• Given request
Among the records below, find each line that includes the string "JSON" and copy it.

• Data extract

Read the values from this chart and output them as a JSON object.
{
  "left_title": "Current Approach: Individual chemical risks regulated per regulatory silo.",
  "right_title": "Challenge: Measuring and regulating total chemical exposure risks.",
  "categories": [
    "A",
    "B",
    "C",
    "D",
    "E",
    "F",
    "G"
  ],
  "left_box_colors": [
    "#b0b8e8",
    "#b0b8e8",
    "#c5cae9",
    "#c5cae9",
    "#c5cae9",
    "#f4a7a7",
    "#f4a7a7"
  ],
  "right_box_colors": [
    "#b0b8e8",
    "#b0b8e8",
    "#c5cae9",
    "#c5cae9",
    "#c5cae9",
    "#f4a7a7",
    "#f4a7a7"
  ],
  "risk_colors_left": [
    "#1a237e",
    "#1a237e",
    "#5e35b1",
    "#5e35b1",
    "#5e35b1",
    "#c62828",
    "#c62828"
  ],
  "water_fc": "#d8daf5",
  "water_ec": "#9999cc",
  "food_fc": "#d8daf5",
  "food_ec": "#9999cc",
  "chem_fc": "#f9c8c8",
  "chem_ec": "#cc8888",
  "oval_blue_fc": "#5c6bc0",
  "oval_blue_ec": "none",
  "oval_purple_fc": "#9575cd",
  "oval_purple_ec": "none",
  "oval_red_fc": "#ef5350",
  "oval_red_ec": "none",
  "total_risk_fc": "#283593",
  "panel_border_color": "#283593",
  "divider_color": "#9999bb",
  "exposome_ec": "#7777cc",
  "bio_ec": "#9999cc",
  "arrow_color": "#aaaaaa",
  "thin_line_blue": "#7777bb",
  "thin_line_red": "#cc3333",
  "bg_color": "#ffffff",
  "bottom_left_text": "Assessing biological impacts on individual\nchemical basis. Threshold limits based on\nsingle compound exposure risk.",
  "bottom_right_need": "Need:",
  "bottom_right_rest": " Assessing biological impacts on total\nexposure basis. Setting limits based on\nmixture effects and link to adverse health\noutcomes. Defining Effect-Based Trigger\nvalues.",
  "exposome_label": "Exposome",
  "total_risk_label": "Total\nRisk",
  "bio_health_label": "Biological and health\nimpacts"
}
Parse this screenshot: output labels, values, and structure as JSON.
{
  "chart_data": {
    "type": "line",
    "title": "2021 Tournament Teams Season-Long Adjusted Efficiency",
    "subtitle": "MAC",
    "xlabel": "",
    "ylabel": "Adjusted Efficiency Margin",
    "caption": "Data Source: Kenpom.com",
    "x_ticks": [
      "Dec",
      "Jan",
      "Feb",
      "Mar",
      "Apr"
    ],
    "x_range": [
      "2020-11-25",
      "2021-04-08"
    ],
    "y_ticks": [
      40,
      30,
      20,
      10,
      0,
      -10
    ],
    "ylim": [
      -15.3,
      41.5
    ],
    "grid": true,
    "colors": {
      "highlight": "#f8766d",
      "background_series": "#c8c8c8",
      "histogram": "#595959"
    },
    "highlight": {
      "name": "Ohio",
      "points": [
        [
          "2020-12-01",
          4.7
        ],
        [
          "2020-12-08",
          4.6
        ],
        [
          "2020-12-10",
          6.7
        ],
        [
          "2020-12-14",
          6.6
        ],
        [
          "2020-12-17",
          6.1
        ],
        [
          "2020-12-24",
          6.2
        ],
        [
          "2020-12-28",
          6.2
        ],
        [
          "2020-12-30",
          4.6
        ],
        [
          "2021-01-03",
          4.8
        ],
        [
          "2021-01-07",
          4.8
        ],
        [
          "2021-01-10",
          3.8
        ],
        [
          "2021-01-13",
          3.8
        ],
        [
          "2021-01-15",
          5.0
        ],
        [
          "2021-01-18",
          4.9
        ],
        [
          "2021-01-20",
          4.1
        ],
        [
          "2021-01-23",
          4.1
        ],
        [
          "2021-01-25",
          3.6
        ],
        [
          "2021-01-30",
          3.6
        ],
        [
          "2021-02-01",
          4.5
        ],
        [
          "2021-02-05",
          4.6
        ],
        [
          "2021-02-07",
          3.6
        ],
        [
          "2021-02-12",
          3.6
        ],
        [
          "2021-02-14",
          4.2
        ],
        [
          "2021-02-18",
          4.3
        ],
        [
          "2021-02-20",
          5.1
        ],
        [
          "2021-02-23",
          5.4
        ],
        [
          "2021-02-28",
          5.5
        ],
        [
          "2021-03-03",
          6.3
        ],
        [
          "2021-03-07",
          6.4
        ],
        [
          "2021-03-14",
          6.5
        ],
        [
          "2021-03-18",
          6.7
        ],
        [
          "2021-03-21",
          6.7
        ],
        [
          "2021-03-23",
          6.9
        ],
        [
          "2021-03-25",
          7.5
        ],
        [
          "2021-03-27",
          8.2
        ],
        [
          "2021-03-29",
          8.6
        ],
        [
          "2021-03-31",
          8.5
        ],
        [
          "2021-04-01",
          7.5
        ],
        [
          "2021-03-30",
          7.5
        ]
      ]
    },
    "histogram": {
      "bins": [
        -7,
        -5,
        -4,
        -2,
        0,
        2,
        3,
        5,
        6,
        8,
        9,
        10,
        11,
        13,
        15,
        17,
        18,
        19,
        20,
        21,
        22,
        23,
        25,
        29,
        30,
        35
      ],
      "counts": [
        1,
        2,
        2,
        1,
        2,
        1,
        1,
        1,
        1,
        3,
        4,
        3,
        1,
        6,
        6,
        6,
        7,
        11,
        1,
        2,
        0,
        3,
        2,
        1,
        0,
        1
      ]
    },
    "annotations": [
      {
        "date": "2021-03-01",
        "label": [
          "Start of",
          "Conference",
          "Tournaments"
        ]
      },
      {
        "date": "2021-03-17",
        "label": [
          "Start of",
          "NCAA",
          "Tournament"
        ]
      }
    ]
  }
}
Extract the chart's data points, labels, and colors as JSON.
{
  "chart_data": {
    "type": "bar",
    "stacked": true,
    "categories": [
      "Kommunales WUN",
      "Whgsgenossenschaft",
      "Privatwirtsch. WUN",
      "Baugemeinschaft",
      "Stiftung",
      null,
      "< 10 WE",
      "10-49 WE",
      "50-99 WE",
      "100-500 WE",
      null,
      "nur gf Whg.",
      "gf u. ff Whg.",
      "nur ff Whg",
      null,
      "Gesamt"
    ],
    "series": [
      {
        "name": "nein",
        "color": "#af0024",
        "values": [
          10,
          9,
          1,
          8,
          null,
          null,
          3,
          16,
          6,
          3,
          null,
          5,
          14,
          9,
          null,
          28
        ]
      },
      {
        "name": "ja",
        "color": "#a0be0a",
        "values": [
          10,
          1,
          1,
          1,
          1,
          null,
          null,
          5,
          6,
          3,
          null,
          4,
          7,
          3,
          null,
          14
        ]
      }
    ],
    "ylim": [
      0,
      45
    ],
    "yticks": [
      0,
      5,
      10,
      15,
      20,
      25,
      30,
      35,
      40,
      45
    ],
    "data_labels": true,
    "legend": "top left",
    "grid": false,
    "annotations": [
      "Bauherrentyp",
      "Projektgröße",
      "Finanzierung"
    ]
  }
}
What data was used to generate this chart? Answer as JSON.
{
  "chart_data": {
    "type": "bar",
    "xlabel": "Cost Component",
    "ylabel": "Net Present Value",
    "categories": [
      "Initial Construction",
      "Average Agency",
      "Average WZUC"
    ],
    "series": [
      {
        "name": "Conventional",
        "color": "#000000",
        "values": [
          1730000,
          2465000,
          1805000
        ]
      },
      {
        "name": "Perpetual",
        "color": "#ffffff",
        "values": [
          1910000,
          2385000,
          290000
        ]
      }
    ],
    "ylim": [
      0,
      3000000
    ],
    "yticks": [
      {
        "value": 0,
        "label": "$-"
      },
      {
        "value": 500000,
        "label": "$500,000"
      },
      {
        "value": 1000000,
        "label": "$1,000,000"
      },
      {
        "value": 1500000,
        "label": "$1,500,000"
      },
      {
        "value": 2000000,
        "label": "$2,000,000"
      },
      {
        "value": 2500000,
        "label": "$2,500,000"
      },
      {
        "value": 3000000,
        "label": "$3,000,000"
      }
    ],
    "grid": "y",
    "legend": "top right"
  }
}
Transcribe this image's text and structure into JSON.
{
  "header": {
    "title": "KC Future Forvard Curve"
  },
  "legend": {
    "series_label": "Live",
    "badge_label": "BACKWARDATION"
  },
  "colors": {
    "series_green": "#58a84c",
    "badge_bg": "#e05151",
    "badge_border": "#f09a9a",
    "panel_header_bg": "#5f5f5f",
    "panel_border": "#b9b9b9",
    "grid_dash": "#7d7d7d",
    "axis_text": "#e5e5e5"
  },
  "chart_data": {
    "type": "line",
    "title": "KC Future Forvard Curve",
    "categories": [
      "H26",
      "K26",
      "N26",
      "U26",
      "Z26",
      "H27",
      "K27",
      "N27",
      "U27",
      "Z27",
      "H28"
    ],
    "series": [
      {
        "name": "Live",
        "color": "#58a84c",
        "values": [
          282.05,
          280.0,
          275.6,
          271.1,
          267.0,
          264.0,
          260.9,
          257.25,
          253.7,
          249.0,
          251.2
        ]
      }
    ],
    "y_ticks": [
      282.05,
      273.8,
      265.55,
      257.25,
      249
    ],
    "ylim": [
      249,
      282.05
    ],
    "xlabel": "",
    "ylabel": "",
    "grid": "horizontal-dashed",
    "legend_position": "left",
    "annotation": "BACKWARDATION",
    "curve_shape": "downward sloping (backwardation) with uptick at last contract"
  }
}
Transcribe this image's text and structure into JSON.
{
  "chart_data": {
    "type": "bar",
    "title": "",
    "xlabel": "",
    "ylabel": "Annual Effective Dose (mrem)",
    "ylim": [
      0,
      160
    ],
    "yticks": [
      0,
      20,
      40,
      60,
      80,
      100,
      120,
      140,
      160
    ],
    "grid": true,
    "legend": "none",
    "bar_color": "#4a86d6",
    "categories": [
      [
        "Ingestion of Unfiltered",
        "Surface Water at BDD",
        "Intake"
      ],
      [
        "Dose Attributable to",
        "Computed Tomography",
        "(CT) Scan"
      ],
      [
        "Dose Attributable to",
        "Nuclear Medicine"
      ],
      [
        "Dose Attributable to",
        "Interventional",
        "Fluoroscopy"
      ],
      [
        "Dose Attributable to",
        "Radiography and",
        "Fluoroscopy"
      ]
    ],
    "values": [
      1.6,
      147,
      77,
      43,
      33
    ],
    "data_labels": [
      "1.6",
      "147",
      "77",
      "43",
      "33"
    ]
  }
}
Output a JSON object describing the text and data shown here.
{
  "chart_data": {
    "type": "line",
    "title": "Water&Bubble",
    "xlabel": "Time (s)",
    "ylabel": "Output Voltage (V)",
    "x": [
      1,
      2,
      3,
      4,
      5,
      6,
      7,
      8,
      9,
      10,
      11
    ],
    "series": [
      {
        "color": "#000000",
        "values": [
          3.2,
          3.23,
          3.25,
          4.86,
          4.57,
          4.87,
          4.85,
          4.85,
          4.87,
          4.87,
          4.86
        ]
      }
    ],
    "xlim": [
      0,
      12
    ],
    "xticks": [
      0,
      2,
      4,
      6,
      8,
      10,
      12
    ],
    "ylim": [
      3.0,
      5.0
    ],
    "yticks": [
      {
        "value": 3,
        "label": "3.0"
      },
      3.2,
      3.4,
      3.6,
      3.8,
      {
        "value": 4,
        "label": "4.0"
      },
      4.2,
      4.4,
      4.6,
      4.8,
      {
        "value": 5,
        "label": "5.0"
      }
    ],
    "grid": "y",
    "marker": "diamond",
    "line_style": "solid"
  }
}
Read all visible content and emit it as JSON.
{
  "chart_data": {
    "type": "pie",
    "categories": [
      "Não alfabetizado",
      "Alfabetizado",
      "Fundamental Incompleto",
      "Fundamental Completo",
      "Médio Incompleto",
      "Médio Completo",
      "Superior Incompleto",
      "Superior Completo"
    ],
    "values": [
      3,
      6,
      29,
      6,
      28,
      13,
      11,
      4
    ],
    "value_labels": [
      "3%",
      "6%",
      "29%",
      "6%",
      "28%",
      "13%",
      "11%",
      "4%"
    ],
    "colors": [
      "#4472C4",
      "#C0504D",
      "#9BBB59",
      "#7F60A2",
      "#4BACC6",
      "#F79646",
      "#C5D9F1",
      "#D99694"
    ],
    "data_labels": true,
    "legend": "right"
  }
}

• Task result
Read the values from this chart and output them as a JSON object.
Parse this screenshot: output labels, values, and structure as JSON.
Extract the chart's data points, labels, and colors as JSON.
What data was used to generate this chart? Answer as JSON.
Transcribe this image's text and structure into JSON.
Transcribe this image's text and structure into JSON.
Output a JSON object describing the text and data shown here.
Read all visible content and emit it as JSON.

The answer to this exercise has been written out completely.